WHAT YOU SHOULD DO: Your task is to repeat the entries word for word while leaving out the pictures.

Entries from a visual dataset
--- start ---

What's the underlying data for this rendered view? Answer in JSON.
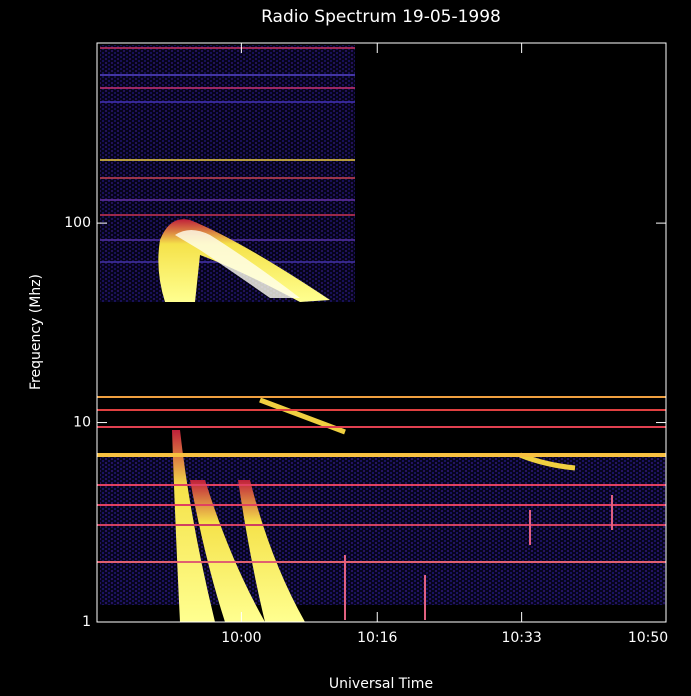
{
  "chart_data": {
    "type": "spectrogram",
    "title": "Radio Spectrum 19-05-1998",
    "x_label": "Universal Time",
    "y_label": "Frequency (Mhz)",
    "xlim": [
      583,
      650
    ],
    "xticks": [
      {
        "value": 600,
        "label": "10:00"
      },
      {
        "value": 616,
        "label": "10:16"
      },
      {
        "value": 633,
        "label": "10:33"
      },
      {
        "value": 650,
        "label": "10:50"
      }
    ],
    "ylim": [
      1,
      800
    ],
    "yticks": [
      1,
      10,
      100
    ],
    "y_scale": "log"
  }
}
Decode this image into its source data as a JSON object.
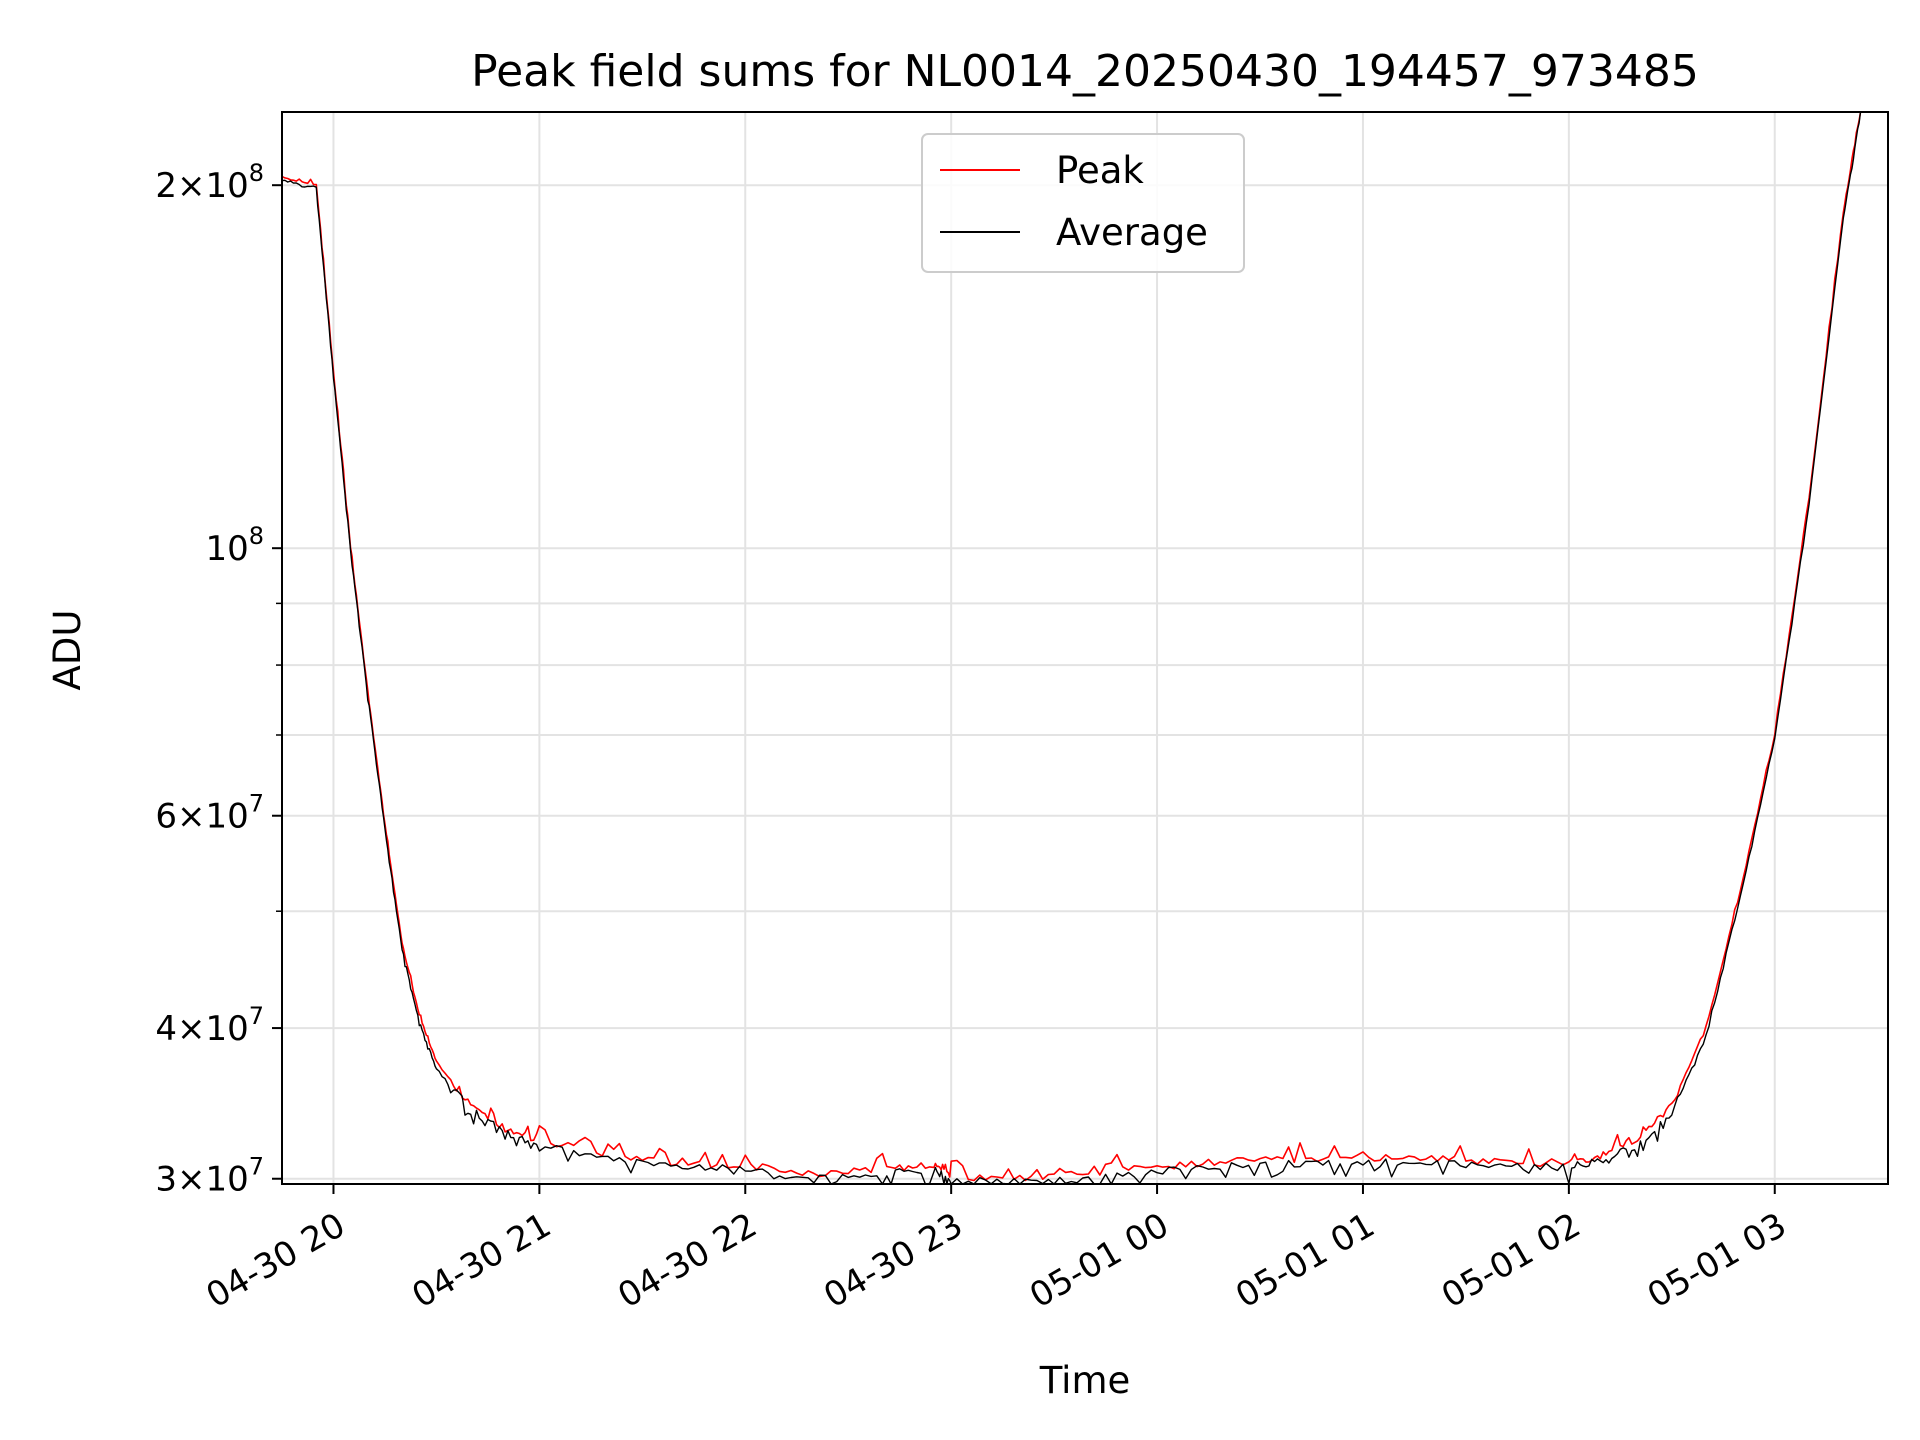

--- end ---

SOLUTION BELOW:
What's the underlying data for this rendered view? Answer in JSON.
{
  "chart_data": {
    "type": "spectrogram",
    "title": "Radio Spectrum 19-05-1998",
    "x_label": "Universal Time",
    "y_label": "Frequency (Mhz)",
    "xlim": [
      583,
      650
    ],
    "xticks": [
      {
        "value": 600,
        "label": "10:00"
      },
      {
        "value": 616,
        "label": "10:16"
      },
      {
        "value": 633,
        "label": "10:33"
      },
      {
        "value": 650,
        "label": "10:50"
      }
    ],
    "ylim": [
      1,
      800
    ],
    "yticks": [
      1,
      10,
      100
    ],
    "y_scale": "log"
  }
}
Decode this image into its source data as a JSON object.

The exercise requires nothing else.